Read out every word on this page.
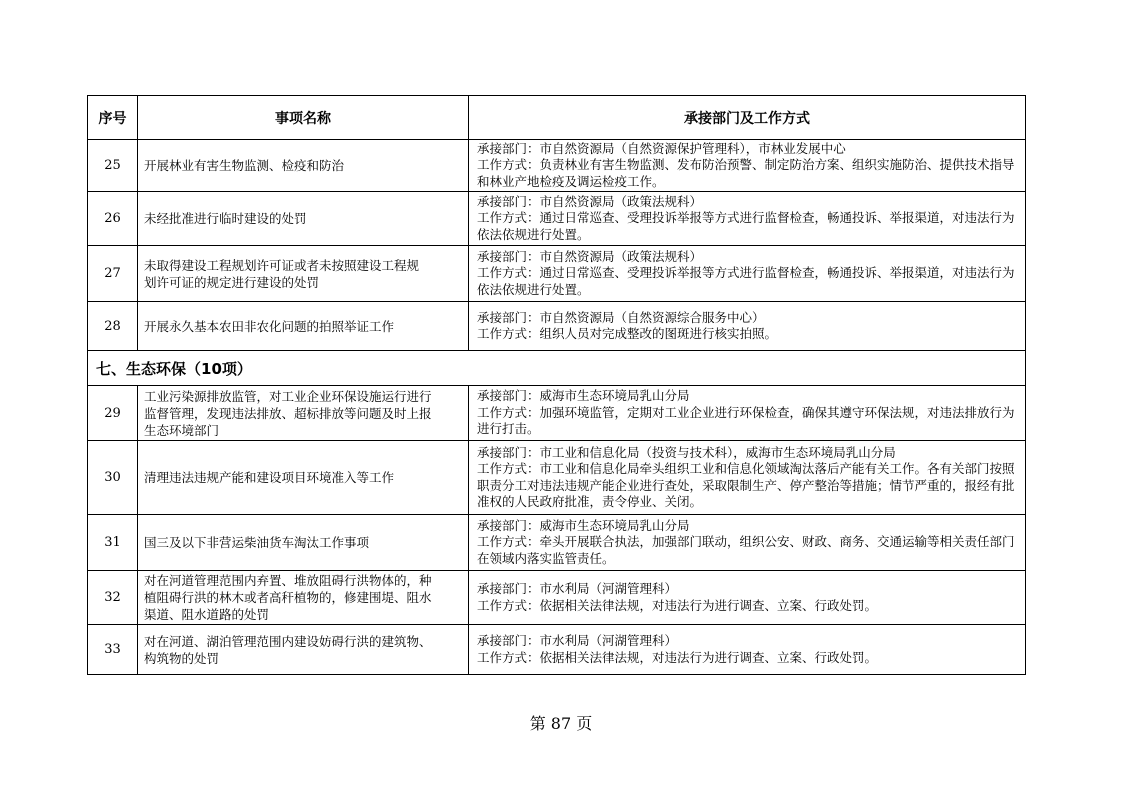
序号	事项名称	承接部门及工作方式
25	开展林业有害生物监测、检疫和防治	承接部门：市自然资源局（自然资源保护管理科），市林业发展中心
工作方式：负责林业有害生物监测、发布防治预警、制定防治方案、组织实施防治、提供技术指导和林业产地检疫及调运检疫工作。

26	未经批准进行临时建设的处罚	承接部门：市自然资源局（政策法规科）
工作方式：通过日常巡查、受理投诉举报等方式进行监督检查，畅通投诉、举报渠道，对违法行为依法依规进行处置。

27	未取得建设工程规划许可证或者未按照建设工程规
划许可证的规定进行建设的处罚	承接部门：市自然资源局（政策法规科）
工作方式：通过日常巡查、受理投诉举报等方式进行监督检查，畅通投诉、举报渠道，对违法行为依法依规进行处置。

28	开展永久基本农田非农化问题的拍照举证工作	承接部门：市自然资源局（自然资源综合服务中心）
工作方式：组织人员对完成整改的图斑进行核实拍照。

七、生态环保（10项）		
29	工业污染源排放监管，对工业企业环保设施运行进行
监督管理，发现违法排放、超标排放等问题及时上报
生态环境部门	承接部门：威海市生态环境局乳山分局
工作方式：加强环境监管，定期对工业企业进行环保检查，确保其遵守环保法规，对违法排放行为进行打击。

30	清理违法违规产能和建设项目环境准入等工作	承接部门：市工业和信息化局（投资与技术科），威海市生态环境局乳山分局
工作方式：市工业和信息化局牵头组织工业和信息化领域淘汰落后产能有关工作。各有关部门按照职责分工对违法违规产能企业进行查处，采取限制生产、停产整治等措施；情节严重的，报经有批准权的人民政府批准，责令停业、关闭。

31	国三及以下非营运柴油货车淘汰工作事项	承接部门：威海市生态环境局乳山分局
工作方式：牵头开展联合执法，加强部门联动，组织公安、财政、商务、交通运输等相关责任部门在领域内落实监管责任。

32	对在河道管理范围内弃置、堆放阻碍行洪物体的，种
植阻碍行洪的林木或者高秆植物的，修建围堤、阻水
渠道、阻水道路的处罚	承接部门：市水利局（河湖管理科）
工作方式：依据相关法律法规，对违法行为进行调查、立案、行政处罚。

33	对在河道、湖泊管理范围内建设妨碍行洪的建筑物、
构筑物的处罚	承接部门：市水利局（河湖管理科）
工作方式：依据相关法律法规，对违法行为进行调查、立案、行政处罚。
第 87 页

----------

▸ DO THIS:
Copy all the entries word for word. Omit any pictures.

▸ WRITTEN ANSWER:
Read out every word on this page.
序号	事项名称	承接部门及工作方式
25	开展林业有害生物监测、检疫和防治	承接部门：市自然资源局（自然资源保护管理科），市林业发展中心
工作方式：负责林业有害生物监测、发布防治预警、制定防治方案、组织实施防治、提供技术指导和林业产地检疫及调运检疫工作。

26	未经批准进行临时建设的处罚	承接部门：市自然资源局（政策法规科）
工作方式：通过日常巡查、受理投诉举报等方式进行监督检查，畅通投诉、举报渠道，对违法行为依法依规进行处置。

27	未取得建设工程规划许可证或者未按照建设工程规
划许可证的规定进行建设的处罚	承接部门：市自然资源局（政策法规科）
工作方式：通过日常巡查、受理投诉举报等方式进行监督检查，畅通投诉、举报渠道，对违法行为依法依规进行处置。

28	开展永久基本农田非农化问题的拍照举证工作	承接部门：市自然资源局（自然资源综合服务中心）
工作方式：组织人员对完成整改的图斑进行核实拍照。

七、生态环保（10项）		
29	工业污染源排放监管，对工业企业环保设施运行进行
监督管理，发现违法排放、超标排放等问题及时上报
生态环境部门	承接部门：威海市生态环境局乳山分局
工作方式：加强环境监管，定期对工业企业进行环保检查，确保其遵守环保法规，对违法排放行为进行打击。

30	清理违法违规产能和建设项目环境准入等工作	承接部门：市工业和信息化局（投资与技术科），威海市生态环境局乳山分局
工作方式：市工业和信息化局牵头组织工业和信息化领域淘汰落后产能有关工作。各有关部门按照职责分工对违法违规产能企业进行查处，采取限制生产、停产整治等措施；情节严重的，报经有批准权的人民政府批准，责令停业、关闭。

31	国三及以下非营运柴油货车淘汰工作事项	承接部门：威海市生态环境局乳山分局
工作方式：牵头开展联合执法，加强部门联动，组织公安、财政、商务、交通运输等相关责任部门在领域内落实监管责任。

32	对在河道管理范围内弃置、堆放阻碍行洪物体的，种
植阻碍行洪的林木或者高秆植物的，修建围堤、阻水
渠道、阻水道路的处罚	承接部门：市水利局（河湖管理科）
工作方式：依据相关法律法规，对违法行为进行调查、立案、行政处罚。

33	对在河道、湖泊管理范围内建设妨碍行洪的建筑物、
构筑物的处罚	承接部门：市水利局（河湖管理科）
工作方式：依据相关法律法规，对违法行为进行调查、立案、行政处罚。
第 87 页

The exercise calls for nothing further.